Extracted records

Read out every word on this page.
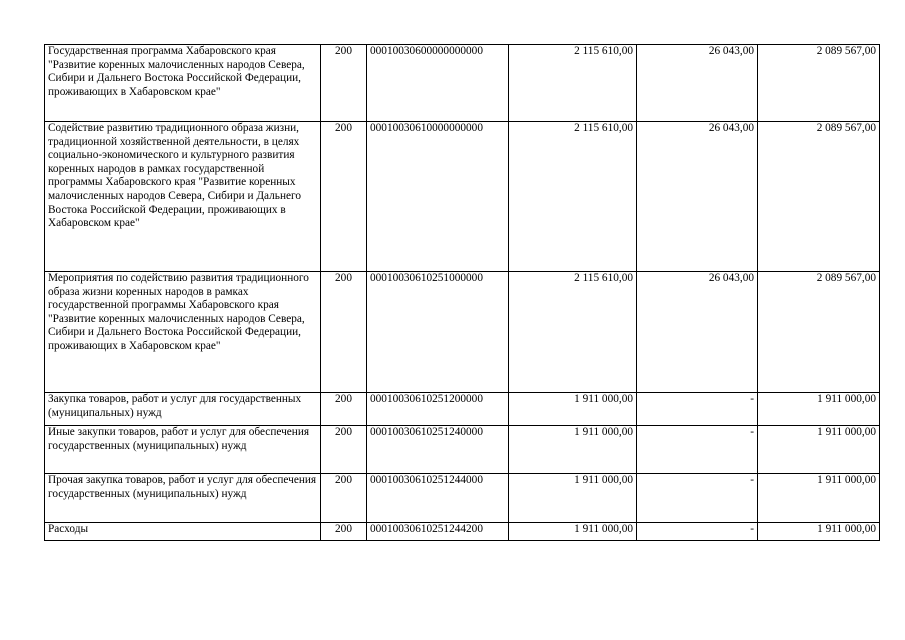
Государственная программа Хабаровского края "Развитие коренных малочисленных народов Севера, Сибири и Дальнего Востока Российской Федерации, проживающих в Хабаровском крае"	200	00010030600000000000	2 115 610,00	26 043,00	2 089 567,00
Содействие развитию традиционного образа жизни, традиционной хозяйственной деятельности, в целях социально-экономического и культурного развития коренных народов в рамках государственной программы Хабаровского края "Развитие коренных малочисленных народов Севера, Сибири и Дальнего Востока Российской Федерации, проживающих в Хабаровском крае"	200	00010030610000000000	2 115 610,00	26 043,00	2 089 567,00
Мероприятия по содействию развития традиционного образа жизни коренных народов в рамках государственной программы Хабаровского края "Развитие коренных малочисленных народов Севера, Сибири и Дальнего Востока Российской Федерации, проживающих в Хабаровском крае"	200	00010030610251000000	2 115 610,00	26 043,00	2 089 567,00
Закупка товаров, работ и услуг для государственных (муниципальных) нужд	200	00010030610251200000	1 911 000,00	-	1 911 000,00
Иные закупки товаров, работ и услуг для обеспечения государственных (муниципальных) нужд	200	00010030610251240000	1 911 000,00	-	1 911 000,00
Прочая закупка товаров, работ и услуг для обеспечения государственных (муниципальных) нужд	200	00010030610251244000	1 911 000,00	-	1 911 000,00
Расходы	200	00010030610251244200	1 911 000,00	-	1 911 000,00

▶ What to produce:
Filter the listing above by the word "государственной"; copy each line that passes.

▶ Response to the exercise:
Содействие развитию традиционного образа жизни, традиционной хозяйственной деятельности, в целях социально-экономического и культурного развития коренных народов в рамках государственной программы Хабаровского края "Развитие коренных малочисленных народов Севера, Сибири и Дальнего Востока Российской Федерации, проживающих в Хабаровском крае"	200	00010030610000000000	2 115 610,00	26 043,00	2 089 567,00
Мероприятия по содействию развития традиционного образа жизни коренных народов в рамках государственной программы Хабаровского края "Развитие коренных малочисленных народов Севера, Сибири и Дальнего Востока Российской Федерации, проживающих в Хабаровском крае"	200	00010030610251000000	2 115 610,00	26 043,00	2 089 567,00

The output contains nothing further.